■ **STATED GOAL**:
Using the data below, copy every line that contains the word "北京局编制".

■ **DATA PROVIDED**:
----
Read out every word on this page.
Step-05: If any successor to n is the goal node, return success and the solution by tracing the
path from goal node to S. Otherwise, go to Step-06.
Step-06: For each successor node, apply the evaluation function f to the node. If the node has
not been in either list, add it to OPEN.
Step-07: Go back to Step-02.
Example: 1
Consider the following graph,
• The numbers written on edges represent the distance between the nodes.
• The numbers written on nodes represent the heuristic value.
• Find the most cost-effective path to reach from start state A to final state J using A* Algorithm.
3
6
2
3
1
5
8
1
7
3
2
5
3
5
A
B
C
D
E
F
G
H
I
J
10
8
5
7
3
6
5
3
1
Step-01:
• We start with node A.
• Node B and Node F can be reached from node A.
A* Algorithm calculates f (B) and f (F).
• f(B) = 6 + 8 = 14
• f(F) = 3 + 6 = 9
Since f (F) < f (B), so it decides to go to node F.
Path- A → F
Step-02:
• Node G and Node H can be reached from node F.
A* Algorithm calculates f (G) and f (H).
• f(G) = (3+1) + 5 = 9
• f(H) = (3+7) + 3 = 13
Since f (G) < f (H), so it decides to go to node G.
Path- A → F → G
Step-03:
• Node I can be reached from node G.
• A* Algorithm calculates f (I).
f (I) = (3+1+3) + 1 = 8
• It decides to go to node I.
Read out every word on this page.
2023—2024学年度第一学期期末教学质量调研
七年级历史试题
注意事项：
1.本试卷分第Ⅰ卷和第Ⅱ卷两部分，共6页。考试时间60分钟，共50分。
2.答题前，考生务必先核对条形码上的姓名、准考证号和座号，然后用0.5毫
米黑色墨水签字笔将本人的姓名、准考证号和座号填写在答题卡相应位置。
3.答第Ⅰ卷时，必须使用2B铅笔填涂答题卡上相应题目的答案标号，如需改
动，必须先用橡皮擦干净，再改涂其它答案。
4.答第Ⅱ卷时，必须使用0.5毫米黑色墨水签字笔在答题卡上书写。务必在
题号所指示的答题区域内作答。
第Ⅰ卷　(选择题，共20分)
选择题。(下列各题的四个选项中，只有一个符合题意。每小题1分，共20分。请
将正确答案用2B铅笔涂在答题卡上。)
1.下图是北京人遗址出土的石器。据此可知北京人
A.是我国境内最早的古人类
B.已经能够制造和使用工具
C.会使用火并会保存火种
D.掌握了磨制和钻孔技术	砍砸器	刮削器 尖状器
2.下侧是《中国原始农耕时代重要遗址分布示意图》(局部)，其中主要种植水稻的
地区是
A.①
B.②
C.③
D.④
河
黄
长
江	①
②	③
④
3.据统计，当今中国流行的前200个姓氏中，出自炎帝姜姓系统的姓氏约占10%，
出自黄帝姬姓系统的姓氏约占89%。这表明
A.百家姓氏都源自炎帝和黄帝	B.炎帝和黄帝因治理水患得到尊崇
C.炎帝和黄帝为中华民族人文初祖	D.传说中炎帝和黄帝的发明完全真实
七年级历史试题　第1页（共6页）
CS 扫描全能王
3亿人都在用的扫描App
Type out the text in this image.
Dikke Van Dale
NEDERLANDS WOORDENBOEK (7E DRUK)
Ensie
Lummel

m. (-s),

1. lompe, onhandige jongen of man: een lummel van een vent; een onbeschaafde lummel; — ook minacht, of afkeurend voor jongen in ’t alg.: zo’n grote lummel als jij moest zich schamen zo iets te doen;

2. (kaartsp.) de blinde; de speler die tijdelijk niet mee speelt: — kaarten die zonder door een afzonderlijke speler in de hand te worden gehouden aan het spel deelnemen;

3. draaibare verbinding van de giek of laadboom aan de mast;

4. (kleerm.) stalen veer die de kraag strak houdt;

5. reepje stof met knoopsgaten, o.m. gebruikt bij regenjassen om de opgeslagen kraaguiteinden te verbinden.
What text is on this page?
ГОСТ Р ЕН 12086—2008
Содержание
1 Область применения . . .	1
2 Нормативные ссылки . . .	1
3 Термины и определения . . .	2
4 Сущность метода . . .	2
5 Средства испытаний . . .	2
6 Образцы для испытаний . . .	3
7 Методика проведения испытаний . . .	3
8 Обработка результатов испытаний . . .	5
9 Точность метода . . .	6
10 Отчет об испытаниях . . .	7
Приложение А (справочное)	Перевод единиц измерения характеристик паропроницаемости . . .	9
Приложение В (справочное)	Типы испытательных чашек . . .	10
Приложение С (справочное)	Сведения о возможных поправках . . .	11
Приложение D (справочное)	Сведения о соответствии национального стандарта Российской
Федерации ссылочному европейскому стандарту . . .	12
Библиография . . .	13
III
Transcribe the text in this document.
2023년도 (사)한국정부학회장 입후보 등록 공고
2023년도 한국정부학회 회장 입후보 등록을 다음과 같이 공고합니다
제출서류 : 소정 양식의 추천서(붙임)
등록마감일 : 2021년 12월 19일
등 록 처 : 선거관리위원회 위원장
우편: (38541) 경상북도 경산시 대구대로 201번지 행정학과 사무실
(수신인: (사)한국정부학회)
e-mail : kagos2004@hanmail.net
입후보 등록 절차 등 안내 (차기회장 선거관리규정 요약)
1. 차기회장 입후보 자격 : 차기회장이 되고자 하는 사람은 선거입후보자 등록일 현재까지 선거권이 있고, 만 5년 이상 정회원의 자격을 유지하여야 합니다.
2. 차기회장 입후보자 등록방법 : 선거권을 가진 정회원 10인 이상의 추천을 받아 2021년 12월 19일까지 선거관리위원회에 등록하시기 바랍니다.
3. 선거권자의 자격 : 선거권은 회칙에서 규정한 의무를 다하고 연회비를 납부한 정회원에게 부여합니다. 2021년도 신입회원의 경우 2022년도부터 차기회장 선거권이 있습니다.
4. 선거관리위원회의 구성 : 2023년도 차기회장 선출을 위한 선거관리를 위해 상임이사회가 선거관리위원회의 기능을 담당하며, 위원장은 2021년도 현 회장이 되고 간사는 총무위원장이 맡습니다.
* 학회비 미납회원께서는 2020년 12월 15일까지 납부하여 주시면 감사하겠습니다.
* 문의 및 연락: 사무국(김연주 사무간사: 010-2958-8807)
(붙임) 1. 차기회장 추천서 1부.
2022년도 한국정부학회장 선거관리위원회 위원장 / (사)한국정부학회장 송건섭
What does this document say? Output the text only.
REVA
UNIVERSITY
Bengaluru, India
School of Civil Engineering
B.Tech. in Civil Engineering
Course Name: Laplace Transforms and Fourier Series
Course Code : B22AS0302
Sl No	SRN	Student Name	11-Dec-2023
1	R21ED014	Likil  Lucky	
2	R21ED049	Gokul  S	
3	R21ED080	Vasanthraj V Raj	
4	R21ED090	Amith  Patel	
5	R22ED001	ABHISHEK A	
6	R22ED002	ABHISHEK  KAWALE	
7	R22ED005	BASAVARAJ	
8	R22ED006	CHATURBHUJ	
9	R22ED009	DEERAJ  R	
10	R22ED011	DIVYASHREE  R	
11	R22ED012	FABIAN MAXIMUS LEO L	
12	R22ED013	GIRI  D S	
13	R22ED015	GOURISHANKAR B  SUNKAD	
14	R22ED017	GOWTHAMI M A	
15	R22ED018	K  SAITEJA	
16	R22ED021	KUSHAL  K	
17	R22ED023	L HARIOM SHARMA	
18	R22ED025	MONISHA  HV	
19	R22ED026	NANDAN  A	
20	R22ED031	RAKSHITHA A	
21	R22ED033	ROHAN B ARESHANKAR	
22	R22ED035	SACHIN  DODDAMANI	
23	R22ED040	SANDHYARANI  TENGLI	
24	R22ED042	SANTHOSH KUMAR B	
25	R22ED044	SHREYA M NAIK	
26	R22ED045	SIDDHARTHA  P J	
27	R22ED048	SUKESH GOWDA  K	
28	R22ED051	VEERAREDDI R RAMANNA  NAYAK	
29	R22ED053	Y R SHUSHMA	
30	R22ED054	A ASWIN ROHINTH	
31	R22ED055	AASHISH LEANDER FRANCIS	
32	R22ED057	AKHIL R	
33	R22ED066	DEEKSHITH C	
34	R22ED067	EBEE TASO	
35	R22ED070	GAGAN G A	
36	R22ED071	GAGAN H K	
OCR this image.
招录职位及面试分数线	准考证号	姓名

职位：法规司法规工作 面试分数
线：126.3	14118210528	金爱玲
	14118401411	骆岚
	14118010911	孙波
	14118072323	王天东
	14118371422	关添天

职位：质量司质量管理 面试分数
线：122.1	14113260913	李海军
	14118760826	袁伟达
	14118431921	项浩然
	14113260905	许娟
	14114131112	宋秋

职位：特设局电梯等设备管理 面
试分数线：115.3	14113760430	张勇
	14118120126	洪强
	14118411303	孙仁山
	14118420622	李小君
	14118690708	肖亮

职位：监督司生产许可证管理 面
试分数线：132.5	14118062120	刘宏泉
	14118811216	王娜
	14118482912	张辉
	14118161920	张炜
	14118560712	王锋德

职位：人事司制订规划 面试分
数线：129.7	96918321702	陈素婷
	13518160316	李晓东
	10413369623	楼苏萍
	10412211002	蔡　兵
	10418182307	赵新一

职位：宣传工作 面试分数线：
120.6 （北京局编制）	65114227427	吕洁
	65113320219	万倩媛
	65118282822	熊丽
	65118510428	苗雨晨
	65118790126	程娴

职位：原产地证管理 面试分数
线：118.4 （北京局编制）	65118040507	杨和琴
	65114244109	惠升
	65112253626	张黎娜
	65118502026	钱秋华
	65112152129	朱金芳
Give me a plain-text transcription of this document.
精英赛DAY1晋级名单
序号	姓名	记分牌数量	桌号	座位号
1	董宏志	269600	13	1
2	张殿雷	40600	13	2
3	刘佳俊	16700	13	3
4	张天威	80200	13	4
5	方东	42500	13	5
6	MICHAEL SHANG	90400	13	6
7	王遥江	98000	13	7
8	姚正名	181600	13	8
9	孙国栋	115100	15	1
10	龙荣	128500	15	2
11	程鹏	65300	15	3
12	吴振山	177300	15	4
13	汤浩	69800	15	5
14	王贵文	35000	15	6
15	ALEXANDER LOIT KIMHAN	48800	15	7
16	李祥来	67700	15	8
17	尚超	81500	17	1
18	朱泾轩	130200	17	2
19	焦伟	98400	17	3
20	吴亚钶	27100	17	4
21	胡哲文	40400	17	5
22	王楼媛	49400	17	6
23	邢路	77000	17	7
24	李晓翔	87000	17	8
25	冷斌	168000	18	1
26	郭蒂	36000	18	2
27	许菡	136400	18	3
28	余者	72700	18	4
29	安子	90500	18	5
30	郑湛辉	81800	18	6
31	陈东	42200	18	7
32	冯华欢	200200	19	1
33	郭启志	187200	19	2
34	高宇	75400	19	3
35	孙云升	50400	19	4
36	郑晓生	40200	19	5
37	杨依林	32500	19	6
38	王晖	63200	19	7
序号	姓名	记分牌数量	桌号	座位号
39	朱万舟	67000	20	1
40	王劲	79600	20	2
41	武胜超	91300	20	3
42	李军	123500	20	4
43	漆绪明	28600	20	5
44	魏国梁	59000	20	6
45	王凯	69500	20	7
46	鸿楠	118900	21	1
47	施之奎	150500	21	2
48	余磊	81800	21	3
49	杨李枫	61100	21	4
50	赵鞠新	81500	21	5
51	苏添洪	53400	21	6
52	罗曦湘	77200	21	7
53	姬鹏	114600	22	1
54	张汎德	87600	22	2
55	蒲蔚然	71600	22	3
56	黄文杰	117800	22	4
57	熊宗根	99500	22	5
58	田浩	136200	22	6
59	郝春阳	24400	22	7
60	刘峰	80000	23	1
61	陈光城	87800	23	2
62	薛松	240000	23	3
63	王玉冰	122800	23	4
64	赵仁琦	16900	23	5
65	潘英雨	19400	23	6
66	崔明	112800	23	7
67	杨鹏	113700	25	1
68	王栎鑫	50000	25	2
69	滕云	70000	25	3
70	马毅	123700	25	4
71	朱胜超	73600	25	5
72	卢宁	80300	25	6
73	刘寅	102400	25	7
----
■ **EXPECTED ANSWER**:
120.6 （北京局编制）	65114227427	吕洁
线：118.4 （北京局编制）	65118040507	杨和琴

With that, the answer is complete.